*YOUR TASK*
Would you copy out the whole listing exactly as given?

*DATA TO PROCESS*
----------

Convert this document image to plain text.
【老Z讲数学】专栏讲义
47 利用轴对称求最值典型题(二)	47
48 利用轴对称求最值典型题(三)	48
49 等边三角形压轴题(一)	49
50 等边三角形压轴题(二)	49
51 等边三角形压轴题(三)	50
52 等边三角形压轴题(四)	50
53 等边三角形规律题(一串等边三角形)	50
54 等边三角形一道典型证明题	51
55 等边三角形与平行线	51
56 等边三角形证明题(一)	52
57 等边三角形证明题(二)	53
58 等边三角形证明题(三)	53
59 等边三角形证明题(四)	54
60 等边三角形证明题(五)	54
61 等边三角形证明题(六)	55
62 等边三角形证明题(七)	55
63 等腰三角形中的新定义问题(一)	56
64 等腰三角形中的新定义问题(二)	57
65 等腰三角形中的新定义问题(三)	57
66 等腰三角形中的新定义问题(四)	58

----------

*REPLY TO THE EXERCISE*
Convert this document image to plain text.
【老Z讲数学】专栏讲义
47 利用轴对称求最值典型题(二)	47
48 利用轴对称求最值典型题(三)	48
49 等边三角形压轴题(一)	49
50 等边三角形压轴题(二)	49
51 等边三角形压轴题(三)	50
52 等边三角形压轴题(四)	50
53 等边三角形规律题(一串等边三角形)	50
54 等边三角形一道典型证明题	51
55 等边三角形与平行线	51
56 等边三角形证明题(一)	52
57 等边三角形证明题(二)	53
58 等边三角形证明题(三)	53
59 等边三角形证明题(四)	54
60 等边三角形证明题(五)	54
61 等边三角形证明题(六)	55
62 等边三角形证明题(七)	55
63 等腰三角形中的新定义问题(一)	56
64 等腰三角形中的新定义问题(二)	57
65 等腰三角形中的新定义问题(三)	57
66 等腰三角形中的新定义问题(四)	58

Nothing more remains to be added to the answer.